Objective :: For the records below, say how many lines contain the string "Aragón". Give the number only.

Available records ::
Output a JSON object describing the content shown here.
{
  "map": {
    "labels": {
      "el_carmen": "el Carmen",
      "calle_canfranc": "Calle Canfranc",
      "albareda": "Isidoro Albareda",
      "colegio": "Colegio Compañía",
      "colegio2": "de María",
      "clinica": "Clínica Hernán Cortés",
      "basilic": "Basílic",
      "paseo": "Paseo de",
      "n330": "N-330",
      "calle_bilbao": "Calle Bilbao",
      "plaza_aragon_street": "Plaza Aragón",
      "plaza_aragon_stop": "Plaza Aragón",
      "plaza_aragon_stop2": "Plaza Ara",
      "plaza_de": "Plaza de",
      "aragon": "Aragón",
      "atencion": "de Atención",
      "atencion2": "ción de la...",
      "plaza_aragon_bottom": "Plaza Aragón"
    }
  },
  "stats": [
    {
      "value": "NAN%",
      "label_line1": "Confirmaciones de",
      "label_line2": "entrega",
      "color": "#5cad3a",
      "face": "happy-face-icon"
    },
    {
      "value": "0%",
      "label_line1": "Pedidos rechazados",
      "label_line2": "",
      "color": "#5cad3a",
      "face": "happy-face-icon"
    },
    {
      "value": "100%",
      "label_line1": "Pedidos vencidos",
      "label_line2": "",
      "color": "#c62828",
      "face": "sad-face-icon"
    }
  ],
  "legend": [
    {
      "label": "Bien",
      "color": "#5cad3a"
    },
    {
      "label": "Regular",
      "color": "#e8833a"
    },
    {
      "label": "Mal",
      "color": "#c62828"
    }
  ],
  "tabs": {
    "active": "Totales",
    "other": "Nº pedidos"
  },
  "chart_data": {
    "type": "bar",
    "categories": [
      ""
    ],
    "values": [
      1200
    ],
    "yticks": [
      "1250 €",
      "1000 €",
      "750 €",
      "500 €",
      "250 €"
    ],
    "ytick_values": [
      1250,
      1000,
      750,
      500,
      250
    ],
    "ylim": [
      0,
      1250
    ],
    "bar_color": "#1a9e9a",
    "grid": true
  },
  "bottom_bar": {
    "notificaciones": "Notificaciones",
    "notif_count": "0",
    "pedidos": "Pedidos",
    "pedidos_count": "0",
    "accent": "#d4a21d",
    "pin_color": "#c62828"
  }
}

Task output :: 4